Set task
Extract the whole listing as it stands. Do not include the pictures.

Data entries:
--- START ---

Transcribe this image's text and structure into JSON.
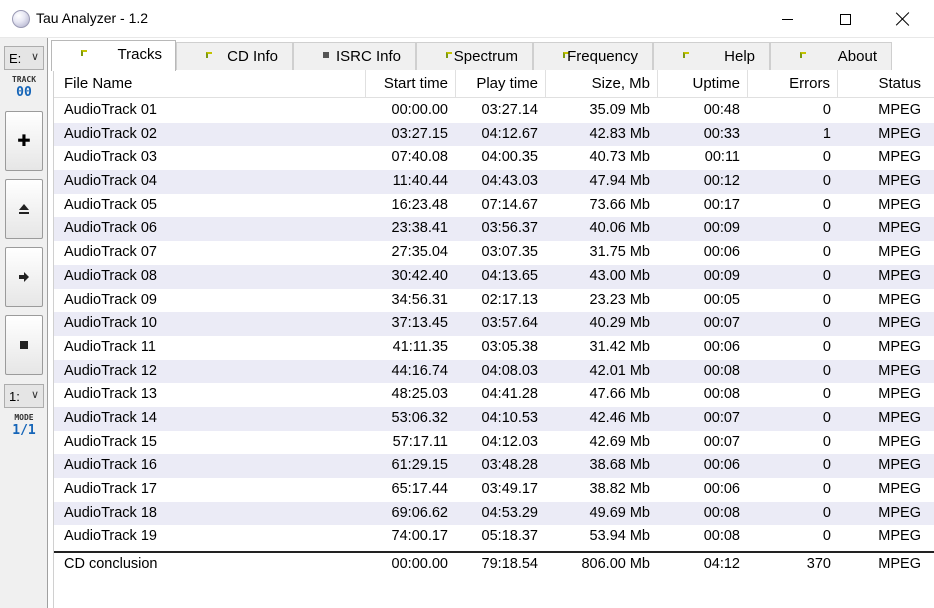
{
  "window": {
    "title": "Tau Analyzer - 1.2"
  },
  "left_toolbar": {
    "drive": "E:",
    "track_label": "TRACK",
    "track_value": "00",
    "buttons": [
      "plus-icon",
      "eject-icon",
      "next-icon",
      "stop-icon"
    ],
    "mode_select": "1:",
    "mode_label": "MODE",
    "mode_value": "1/1"
  },
  "tabs": [
    {
      "label": "Tracks",
      "indicator": "flag",
      "active": true
    },
    {
      "label": "CD Info",
      "indicator": "flag",
      "active": false
    },
    {
      "label": "ISRC Info",
      "indicator": "square",
      "active": false
    },
    {
      "label": "Spectrum",
      "indicator": "flag",
      "active": false
    },
    {
      "label": "Frequency",
      "indicator": "flag",
      "active": false
    },
    {
      "label": "Help",
      "indicator": "flag",
      "active": false
    },
    {
      "label": "About",
      "indicator": "flag",
      "active": false
    }
  ],
  "columns": [
    "File Name",
    "Start time",
    "Play time",
    "Size, Mb",
    "Uptime",
    "Errors",
    "Status"
  ],
  "rows": [
    [
      "AudioTrack 01",
      "00:00.00",
      "03:27.14",
      "35.09 Mb",
      "00:48",
      "0",
      "MPEG"
    ],
    [
      "AudioTrack 02",
      "03:27.15",
      "04:12.67",
      "42.83 Mb",
      "00:33",
      "1",
      "MPEG"
    ],
    [
      "AudioTrack 03",
      "07:40.08",
      "04:00.35",
      "40.73 Mb",
      "00:11",
      "0",
      "MPEG"
    ],
    [
      "AudioTrack 04",
      "11:40.44",
      "04:43.03",
      "47.94 Mb",
      "00:12",
      "0",
      "MPEG"
    ],
    [
      "AudioTrack 05",
      "16:23.48",
      "07:14.67",
      "73.66 Mb",
      "00:17",
      "0",
      "MPEG"
    ],
    [
      "AudioTrack 06",
      "23:38.41",
      "03:56.37",
      "40.06 Mb",
      "00:09",
      "0",
      "MPEG"
    ],
    [
      "AudioTrack 07",
      "27:35.04",
      "03:07.35",
      "31.75 Mb",
      "00:06",
      "0",
      "MPEG"
    ],
    [
      "AudioTrack 08",
      "30:42.40",
      "04:13.65",
      "43.00 Mb",
      "00:09",
      "0",
      "MPEG"
    ],
    [
      "AudioTrack 09",
      "34:56.31",
      "02:17.13",
      "23.23 Mb",
      "00:05",
      "0",
      "MPEG"
    ],
    [
      "AudioTrack 10",
      "37:13.45",
      "03:57.64",
      "40.29 Mb",
      "00:07",
      "0",
      "MPEG"
    ],
    [
      "AudioTrack 11",
      "41:11.35",
      "03:05.38",
      "31.42 Mb",
      "00:06",
      "0",
      "MPEG"
    ],
    [
      "AudioTrack 12",
      "44:16.74",
      "04:08.03",
      "42.01 Mb",
      "00:08",
      "0",
      "MPEG"
    ],
    [
      "AudioTrack 13",
      "48:25.03",
      "04:41.28",
      "47.66 Mb",
      "00:08",
      "0",
      "MPEG"
    ],
    [
      "AudioTrack 14",
      "53:06.32",
      "04:10.53",
      "42.46 Mb",
      "00:07",
      "0",
      "MPEG"
    ],
    [
      "AudioTrack 15",
      "57:17.11",
      "04:12.03",
      "42.69 Mb",
      "00:07",
      "0",
      "MPEG"
    ],
    [
      "AudioTrack 16",
      "61:29.15",
      "03:48.28",
      "38.68 Mb",
      "00:06",
      "0",
      "MPEG"
    ],
    [
      "AudioTrack 17",
      "65:17.44",
      "03:49.17",
      "38.82 Mb",
      "00:06",
      "0",
      "MPEG"
    ],
    [
      "AudioTrack 18",
      "69:06.62",
      "04:53.29",
      "49.69 Mb",
      "00:08",
      "0",
      "MPEG"
    ],
    [
      "AudioTrack 19",
      "74:00.17",
      "05:18.37",
      "53.94 Mb",
      "00:08",
      "0",
      "MPEG"
    ]
  ],
  "summary": [
    "CD conclusion",
    "00:00.00",
    "79:18.54",
    "806.00 Mb",
    "04:12",
    "370",
    "MPEG"
  ]
}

--- END ---

Solved exercise
Transcribe this image's text and structure into JSON.
{
  "window": {
    "title": "Tau Analyzer - 1.2"
  },
  "left_toolbar": {
    "drive": "E:",
    "track_label": "TRACK",
    "track_value": "00",
    "buttons": [
      "plus-icon",
      "eject-icon",
      "next-icon",
      "stop-icon"
    ],
    "mode_select": "1:",
    "mode_label": "MODE",
    "mode_value": "1/1"
  },
  "tabs": [
    {
      "label": "Tracks",
      "indicator": "flag",
      "active": true
    },
    {
      "label": "CD Info",
      "indicator": "flag",
      "active": false
    },
    {
      "label": "ISRC Info",
      "indicator": "square",
      "active": false
    },
    {
      "label": "Spectrum",
      "indicator": "flag",
      "active": false
    },
    {
      "label": "Frequency",
      "indicator": "flag",
      "active": false
    },
    {
      "label": "Help",
      "indicator": "flag",
      "active": false
    },
    {
      "label": "About",
      "indicator": "flag",
      "active": false
    }
  ],
  "columns": [
    "File Name",
    "Start time",
    "Play time",
    "Size, Mb",
    "Uptime",
    "Errors",
    "Status"
  ],
  "rows": [
    [
      "AudioTrack 01",
      "00:00.00",
      "03:27.14",
      "35.09 Mb",
      "00:48",
      "0",
      "MPEG"
    ],
    [
      "AudioTrack 02",
      "03:27.15",
      "04:12.67",
      "42.83 Mb",
      "00:33",
      "1",
      "MPEG"
    ],
    [
      "AudioTrack 03",
      "07:40.08",
      "04:00.35",
      "40.73 Mb",
      "00:11",
      "0",
      "MPEG"
    ],
    [
      "AudioTrack 04",
      "11:40.44",
      "04:43.03",
      "47.94 Mb",
      "00:12",
      "0",
      "MPEG"
    ],
    [
      "AudioTrack 05",
      "16:23.48",
      "07:14.67",
      "73.66 Mb",
      "00:17",
      "0",
      "MPEG"
    ],
    [
      "AudioTrack 06",
      "23:38.41",
      "03:56.37",
      "40.06 Mb",
      "00:09",
      "0",
      "MPEG"
    ],
    [
      "AudioTrack 07",
      "27:35.04",
      "03:07.35",
      "31.75 Mb",
      "00:06",
      "0",
      "MPEG"
    ],
    [
      "AudioTrack 08",
      "30:42.40",
      "04:13.65",
      "43.00 Mb",
      "00:09",
      "0",
      "MPEG"
    ],
    [
      "AudioTrack 09",
      "34:56.31",
      "02:17.13",
      "23.23 Mb",
      "00:05",
      "0",
      "MPEG"
    ],
    [
      "AudioTrack 10",
      "37:13.45",
      "03:57.64",
      "40.29 Mb",
      "00:07",
      "0",
      "MPEG"
    ],
    [
      "AudioTrack 11",
      "41:11.35",
      "03:05.38",
      "31.42 Mb",
      "00:06",
      "0",
      "MPEG"
    ],
    [
      "AudioTrack 12",
      "44:16.74",
      "04:08.03",
      "42.01 Mb",
      "00:08",
      "0",
      "MPEG"
    ],
    [
      "AudioTrack 13",
      "48:25.03",
      "04:41.28",
      "47.66 Mb",
      "00:08",
      "0",
      "MPEG"
    ],
    [
      "AudioTrack 14",
      "53:06.32",
      "04:10.53",
      "42.46 Mb",
      "00:07",
      "0",
      "MPEG"
    ],
    [
      "AudioTrack 15",
      "57:17.11",
      "04:12.03",
      "42.69 Mb",
      "00:07",
      "0",
      "MPEG"
    ],
    [
      "AudioTrack 16",
      "61:29.15",
      "03:48.28",
      "38.68 Mb",
      "00:06",
      "0",
      "MPEG"
    ],
    [
      "AudioTrack 17",
      "65:17.44",
      "03:49.17",
      "38.82 Mb",
      "00:06",
      "0",
      "MPEG"
    ],
    [
      "AudioTrack 18",
      "69:06.62",
      "04:53.29",
      "49.69 Mb",
      "00:08",
      "0",
      "MPEG"
    ],
    [
      "AudioTrack 19",
      "74:00.17",
      "05:18.37",
      "53.94 Mb",
      "00:08",
      "0",
      "MPEG"
    ]
  ],
  "summary": [
    "CD conclusion",
    "00:00.00",
    "79:18.54",
    "806.00 Mb",
    "04:12",
    "370",
    "MPEG"
  ]
}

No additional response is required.